What this task involves
From the data that follows, report how many lines hold the string "อำนวยการโรงเร", giving only the number.

Input material
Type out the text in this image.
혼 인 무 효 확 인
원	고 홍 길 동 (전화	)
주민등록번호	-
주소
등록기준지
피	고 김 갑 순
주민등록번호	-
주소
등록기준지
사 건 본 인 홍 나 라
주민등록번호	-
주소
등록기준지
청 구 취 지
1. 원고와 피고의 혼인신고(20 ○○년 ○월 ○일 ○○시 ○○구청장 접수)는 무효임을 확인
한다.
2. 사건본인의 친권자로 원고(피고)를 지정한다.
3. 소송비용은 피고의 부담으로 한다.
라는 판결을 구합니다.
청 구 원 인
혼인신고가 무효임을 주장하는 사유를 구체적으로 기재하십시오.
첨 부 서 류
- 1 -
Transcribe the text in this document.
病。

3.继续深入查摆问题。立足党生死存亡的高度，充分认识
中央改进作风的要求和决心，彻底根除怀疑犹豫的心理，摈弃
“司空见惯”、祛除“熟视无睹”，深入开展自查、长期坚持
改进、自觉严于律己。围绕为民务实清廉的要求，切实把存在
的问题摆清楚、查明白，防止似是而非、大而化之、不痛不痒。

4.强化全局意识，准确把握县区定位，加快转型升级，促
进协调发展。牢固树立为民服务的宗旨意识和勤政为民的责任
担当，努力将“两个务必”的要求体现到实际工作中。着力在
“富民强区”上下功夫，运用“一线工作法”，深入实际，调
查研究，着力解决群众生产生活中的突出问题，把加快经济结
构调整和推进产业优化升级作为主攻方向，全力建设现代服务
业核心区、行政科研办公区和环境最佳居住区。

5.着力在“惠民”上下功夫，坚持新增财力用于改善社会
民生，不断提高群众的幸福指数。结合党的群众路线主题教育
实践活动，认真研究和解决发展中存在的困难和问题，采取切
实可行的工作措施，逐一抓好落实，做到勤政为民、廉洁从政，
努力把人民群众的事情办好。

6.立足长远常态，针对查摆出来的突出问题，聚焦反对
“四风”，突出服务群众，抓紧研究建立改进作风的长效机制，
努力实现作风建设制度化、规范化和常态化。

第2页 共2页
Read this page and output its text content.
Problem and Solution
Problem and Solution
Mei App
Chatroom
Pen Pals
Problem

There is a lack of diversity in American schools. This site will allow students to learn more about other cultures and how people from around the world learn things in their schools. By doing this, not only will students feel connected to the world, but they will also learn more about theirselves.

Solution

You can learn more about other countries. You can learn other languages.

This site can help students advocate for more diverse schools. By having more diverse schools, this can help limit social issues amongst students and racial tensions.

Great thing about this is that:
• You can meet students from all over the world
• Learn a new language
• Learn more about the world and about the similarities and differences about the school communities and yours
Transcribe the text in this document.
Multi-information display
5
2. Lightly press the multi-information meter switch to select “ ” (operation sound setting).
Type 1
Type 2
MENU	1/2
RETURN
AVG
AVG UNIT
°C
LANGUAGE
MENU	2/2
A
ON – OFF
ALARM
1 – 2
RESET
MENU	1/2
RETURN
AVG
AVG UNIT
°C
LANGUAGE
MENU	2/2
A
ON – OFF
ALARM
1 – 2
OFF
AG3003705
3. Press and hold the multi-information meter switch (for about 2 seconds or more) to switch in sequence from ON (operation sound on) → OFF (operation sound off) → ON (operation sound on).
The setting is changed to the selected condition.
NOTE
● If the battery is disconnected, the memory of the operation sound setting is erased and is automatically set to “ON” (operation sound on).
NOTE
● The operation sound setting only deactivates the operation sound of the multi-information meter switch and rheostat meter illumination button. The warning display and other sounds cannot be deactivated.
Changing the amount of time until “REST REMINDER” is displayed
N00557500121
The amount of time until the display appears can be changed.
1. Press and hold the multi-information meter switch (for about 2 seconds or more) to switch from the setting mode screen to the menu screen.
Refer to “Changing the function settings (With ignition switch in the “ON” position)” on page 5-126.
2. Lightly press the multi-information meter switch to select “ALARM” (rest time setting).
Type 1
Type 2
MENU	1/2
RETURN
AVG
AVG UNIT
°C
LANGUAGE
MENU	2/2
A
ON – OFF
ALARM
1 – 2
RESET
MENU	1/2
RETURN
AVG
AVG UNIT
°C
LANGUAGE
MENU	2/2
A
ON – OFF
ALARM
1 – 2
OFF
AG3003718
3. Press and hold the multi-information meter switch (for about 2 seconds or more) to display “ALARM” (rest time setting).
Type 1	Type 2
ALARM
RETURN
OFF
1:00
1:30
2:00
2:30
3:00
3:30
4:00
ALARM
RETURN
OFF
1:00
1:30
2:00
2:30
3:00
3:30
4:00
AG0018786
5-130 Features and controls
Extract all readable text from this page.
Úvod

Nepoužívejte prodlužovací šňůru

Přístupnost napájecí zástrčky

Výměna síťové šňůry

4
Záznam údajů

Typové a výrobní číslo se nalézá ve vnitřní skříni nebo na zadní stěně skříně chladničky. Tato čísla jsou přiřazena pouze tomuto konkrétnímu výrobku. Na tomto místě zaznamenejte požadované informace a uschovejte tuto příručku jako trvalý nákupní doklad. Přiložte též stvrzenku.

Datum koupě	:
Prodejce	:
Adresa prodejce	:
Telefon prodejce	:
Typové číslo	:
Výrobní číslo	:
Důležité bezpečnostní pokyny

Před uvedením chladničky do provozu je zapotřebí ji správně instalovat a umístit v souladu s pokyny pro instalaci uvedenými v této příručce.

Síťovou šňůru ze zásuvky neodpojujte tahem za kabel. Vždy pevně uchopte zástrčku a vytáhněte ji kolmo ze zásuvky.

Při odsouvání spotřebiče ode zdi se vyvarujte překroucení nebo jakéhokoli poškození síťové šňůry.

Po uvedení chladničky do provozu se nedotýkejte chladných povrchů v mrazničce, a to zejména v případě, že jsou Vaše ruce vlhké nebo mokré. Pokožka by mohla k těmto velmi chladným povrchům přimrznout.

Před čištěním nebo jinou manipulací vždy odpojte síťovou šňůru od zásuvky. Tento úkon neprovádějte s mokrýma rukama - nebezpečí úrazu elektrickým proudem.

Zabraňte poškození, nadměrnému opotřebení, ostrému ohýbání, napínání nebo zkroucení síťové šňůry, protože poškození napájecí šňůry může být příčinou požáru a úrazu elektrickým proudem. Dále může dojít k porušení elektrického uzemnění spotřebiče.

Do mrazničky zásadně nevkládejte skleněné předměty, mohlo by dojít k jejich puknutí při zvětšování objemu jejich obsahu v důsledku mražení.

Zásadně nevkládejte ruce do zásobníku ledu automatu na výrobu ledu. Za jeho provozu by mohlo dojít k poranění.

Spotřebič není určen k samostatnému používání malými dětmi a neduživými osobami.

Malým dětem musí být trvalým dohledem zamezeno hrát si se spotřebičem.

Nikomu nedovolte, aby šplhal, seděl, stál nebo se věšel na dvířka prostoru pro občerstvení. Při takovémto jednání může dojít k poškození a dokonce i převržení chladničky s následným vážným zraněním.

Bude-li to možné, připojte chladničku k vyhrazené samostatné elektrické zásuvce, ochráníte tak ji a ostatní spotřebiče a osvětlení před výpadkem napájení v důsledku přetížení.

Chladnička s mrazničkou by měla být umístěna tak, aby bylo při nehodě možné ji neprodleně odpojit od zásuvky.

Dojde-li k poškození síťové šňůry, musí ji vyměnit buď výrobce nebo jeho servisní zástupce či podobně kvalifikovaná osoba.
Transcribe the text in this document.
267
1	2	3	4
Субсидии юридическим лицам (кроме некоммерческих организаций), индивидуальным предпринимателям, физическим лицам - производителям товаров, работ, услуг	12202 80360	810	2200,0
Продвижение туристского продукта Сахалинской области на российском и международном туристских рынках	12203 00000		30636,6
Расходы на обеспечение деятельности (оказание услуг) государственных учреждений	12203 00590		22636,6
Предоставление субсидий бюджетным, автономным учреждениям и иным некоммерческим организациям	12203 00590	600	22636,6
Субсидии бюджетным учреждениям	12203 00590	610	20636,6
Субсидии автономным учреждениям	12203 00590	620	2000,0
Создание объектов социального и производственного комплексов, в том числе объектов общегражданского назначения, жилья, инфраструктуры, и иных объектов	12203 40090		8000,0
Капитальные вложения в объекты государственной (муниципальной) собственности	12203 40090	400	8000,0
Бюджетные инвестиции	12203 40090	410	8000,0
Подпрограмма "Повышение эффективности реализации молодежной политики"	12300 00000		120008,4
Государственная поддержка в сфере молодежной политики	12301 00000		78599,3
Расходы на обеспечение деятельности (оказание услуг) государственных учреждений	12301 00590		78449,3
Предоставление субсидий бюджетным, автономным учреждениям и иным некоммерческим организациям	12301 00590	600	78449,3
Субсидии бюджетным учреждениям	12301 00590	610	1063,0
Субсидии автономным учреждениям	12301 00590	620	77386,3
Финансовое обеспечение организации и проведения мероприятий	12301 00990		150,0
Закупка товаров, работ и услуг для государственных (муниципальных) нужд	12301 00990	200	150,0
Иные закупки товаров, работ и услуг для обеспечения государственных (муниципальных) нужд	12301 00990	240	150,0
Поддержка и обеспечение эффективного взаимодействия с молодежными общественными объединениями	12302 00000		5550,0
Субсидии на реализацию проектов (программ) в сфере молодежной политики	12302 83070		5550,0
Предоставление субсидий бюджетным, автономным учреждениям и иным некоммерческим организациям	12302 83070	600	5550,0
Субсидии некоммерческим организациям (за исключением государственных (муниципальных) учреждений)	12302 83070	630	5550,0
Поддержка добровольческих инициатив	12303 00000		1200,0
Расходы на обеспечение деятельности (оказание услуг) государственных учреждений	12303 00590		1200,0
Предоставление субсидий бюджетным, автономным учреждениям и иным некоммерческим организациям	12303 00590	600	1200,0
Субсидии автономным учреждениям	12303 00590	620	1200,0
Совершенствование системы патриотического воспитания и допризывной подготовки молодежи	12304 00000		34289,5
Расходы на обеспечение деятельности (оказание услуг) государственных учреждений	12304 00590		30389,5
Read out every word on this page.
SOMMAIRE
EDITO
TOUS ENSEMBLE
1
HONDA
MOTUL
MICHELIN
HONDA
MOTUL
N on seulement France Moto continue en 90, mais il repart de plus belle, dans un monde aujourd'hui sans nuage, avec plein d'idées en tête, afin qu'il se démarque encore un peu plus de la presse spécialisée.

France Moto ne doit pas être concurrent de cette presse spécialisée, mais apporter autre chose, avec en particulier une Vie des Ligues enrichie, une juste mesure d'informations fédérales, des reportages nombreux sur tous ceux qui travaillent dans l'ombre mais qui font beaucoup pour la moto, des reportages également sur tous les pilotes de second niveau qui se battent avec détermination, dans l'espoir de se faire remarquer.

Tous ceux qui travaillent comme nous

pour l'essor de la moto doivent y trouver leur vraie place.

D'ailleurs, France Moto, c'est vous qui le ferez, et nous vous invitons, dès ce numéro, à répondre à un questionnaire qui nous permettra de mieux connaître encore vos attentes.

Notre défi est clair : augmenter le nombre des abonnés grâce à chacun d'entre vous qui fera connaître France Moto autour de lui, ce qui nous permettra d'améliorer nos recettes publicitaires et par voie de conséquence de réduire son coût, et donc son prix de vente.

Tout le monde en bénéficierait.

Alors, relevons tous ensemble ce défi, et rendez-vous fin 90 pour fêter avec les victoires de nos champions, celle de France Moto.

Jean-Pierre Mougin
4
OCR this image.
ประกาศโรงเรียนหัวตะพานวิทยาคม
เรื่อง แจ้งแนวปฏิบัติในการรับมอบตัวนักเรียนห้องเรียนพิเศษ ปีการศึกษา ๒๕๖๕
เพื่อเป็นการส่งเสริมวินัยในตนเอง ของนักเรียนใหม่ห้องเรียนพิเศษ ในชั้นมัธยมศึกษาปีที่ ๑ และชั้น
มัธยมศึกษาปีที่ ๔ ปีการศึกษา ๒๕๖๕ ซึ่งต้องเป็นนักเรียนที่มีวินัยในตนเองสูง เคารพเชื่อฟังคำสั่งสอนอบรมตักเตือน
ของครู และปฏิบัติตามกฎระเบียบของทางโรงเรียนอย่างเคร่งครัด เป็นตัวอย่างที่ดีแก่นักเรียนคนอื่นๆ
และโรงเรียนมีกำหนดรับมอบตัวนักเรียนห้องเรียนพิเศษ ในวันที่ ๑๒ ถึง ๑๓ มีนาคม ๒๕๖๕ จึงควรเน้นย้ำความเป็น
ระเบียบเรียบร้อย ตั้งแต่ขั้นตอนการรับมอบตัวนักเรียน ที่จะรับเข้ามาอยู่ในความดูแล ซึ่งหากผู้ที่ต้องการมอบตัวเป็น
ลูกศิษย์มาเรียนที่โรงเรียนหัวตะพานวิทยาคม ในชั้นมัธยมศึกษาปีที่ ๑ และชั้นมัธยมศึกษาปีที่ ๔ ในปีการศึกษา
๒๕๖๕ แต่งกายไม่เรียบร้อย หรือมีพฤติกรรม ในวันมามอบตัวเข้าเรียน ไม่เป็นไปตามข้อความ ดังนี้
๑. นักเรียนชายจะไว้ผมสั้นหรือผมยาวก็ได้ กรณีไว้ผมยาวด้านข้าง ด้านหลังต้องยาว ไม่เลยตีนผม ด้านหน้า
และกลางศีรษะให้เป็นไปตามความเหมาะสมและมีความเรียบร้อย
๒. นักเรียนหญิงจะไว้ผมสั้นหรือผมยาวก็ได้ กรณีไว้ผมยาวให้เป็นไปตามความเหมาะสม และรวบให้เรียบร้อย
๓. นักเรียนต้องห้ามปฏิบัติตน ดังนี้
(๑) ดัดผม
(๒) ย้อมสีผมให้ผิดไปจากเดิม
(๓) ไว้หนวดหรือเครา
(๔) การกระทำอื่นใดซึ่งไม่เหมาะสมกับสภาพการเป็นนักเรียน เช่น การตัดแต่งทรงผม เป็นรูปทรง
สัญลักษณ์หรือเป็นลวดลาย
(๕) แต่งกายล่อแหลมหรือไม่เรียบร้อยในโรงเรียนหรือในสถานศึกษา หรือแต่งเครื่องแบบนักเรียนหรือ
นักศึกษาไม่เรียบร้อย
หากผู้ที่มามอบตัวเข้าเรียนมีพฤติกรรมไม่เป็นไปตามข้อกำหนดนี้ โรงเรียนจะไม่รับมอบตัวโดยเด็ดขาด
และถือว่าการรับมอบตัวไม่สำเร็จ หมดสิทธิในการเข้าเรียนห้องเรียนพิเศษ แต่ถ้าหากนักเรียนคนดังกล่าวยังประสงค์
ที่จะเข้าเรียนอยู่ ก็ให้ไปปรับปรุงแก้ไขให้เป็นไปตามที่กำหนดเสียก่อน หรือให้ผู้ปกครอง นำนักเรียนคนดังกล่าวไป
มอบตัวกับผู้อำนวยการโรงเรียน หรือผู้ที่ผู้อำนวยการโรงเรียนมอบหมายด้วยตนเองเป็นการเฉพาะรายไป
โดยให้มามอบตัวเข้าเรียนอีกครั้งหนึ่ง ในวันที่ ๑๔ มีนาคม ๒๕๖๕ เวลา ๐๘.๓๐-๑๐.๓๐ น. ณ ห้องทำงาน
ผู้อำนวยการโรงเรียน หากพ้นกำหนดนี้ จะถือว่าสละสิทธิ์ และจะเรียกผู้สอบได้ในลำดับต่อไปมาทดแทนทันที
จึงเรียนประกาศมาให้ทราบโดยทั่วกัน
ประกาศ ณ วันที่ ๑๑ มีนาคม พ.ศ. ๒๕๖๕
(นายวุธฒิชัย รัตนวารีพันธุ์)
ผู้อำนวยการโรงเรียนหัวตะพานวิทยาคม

Problem solution
3